* **Exercise requirements**
Without the pictures, repeat the listing character for character.

* **Data for this exercise**
--------

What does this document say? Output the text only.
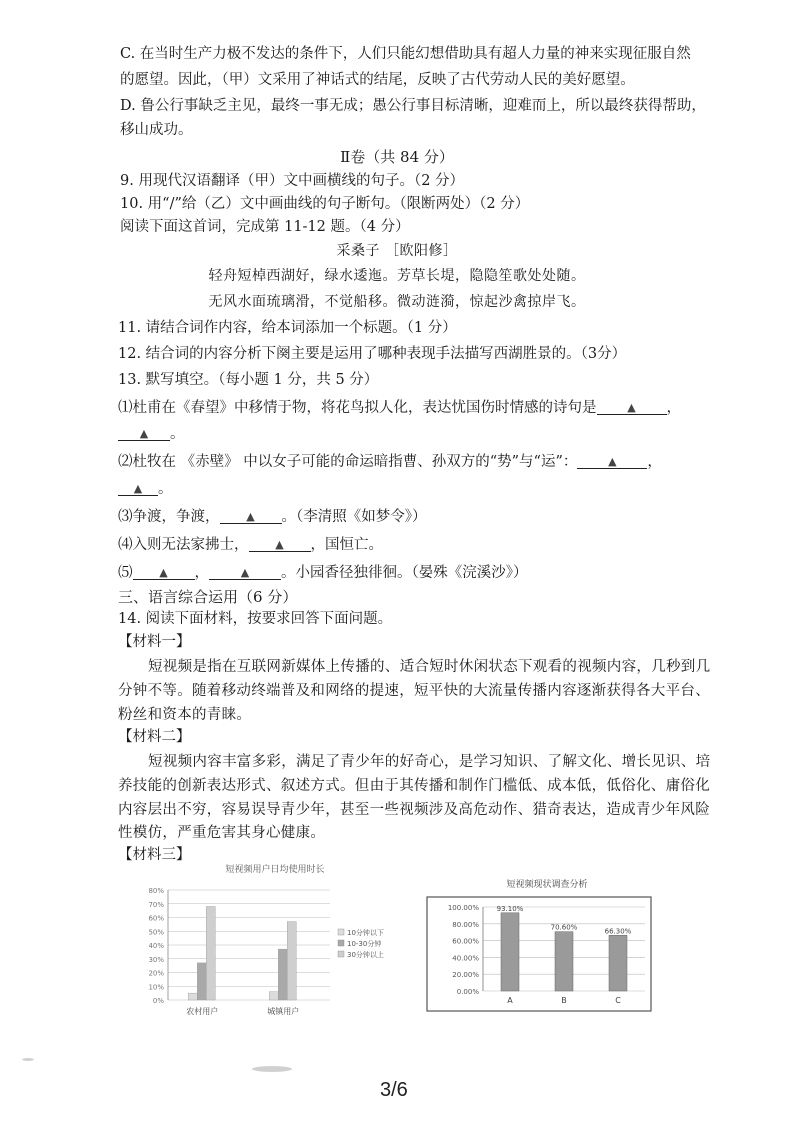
C. 在当时生产力极不发达的条件下，人们只能幻想借助具有超人力量的神来实现征服自然
的愿望。因此，（甲）文采用了神话式的结尾，反映了古代劳动人民的美好愿望。
D. 鲁公行事缺乏主见，最终一事无成；愚公行事目标清晰，迎难而上，所以最终获得帮助，
移山成功。
Ⅱ卷（共 84 分）
9. 用现代汉语翻译（甲）文中画横线的句子。（2 分）
10. 用“/”给（乙）文中画曲线的句子断句。（限断两处）（2 分）
阅读下面这首词，完成第 11-12 题。（4 分）
采桑子 ［欧阳修］
轻舟短棹西湖好，绿水逶迤。芳草长堤，隐隐笙歌处处随。
无风水面琉璃滑，不觉船移。微动涟漪，惊起沙禽掠岸飞。
11. 请结合词作内容，给本词添加一个标题。（1 分）
12. 结合词的内容分析下阕主要是运用了哪种表现手法描写西湖胜景的。（3分）
13. 默写填空。（每小题 1 分，共 5 分）
⑴杜甫在《春望》中移情于物，将花鸟拟人化，表达忧国伤时情感的诗句是	▲ ，
▲ 。
⑵杜牧在 《赤壁》 中以女子可能的命运暗指曹、孙双方的“势”与“运”：	▲ ，
▲ 。
⑶争渡，争渡， ▲ 。（李清照《如梦令》）
⑷入则无法家拂士， ▲ ，国恒亡。
⑸ ▲ ，	▲ 。小园香径独徘徊。（晏殊《浣溪沙》）
三、语言综合运用（6 分）
14. 阅读下面材料，按要求回答下面问题。
【材料一】
短视频是指在互联网新媒体上传播的、适合短时休闲状态下观看的视频内容，几秒到几
分钟不等。随着移动终端普及和网络的提速，短平快的大流量传播内容逐渐获得各大平台、
粉丝和资本的青睐。
【材料二】
短视频内容丰富多彩，满足了青少年的好奇心，是学习知识、了解文化、增长见识、培
养技能的创新表达形式、叙述方式。但由于其传播和制作门槛低、成本低，低俗化、庸俗化
内容层出不穷，容易误导青少年，甚至一些视频涉及高危动作、猎奇表达，造成青少年风险
性模仿，严重危害其身心健康。
【材料三】
短视频用户日均使用时长
0%
10%
20%
30%
40%
50%
60%
70%
80%
农村用户	城镇用户
10分钟以下
10-30分钟
30分钟以上
短视频现状调查分析
0.00%
20.00%
40.00%
60.00%
80.00%
100.00%	93.10%
A
70.60%
B
66.30%
C
3/6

--------

* **Finished answer**
What does this document say? Output the text only.
C. 在当时生产力极不发达的条件下，人们只能幻想借助具有超人力量的神来实现征服自然
的愿望。因此，（甲）文采用了神话式的结尾，反映了古代劳动人民的美好愿望。
D. 鲁公行事缺乏主见，最终一事无成；愚公行事目标清晰，迎难而上，所以最终获得帮助，
移山成功。
Ⅱ卷（共 84 分）
9. 用现代汉语翻译（甲）文中画横线的句子。（2 分）
10. 用“/”给（乙）文中画曲线的句子断句。（限断两处）（2 分）
阅读下面这首词，完成第 11-12 题。（4 分）
采桑子 ［欧阳修］
轻舟短棹西湖好，绿水逶迤。芳草长堤，隐隐笙歌处处随。
无风水面琉璃滑，不觉船移。微动涟漪，惊起沙禽掠岸飞。
11. 请结合词作内容，给本词添加一个标题。（1 分）
12. 结合词的内容分析下阕主要是运用了哪种表现手法描写西湖胜景的。（3分）
13. 默写填空。（每小题 1 分，共 5 分）
⑴杜甫在《春望》中移情于物，将花鸟拟人化，表达忧国伤时情感的诗句是	▲ ，
▲ 。
⑵杜牧在 《赤壁》 中以女子可能的命运暗指曹、孙双方的“势”与“运”：	▲ ，
▲ 。
⑶争渡，争渡， ▲ 。（李清照《如梦令》）
⑷入则无法家拂士， ▲ ，国恒亡。
⑸ ▲ ，	▲ 。小园香径独徘徊。（晏殊《浣溪沙》）
三、语言综合运用（6 分）
14. 阅读下面材料，按要求回答下面问题。
【材料一】
短视频是指在互联网新媒体上传播的、适合短时休闲状态下观看的视频内容，几秒到几
分钟不等。随着移动终端普及和网络的提速，短平快的大流量传播内容逐渐获得各大平台、
粉丝和资本的青睐。
【材料二】
短视频内容丰富多彩，满足了青少年的好奇心，是学习知识、了解文化、增长见识、培
养技能的创新表达形式、叙述方式。但由于其传播和制作门槛低、成本低，低俗化、庸俗化
内容层出不穷，容易误导青少年，甚至一些视频涉及高危动作、猎奇表达，造成青少年风险
性模仿，严重危害其身心健康。
【材料三】
短视频用户日均使用时长
0%
10%
20%
30%
40%
50%
60%
70%
80%
农村用户	城镇用户
10分钟以下
10-30分钟
30分钟以上
短视频现状调查分析
0.00%
20.00%
40.00%
60.00%
80.00%
100.00%	93.10%
A
70.60%
B
66.30%
C
3/6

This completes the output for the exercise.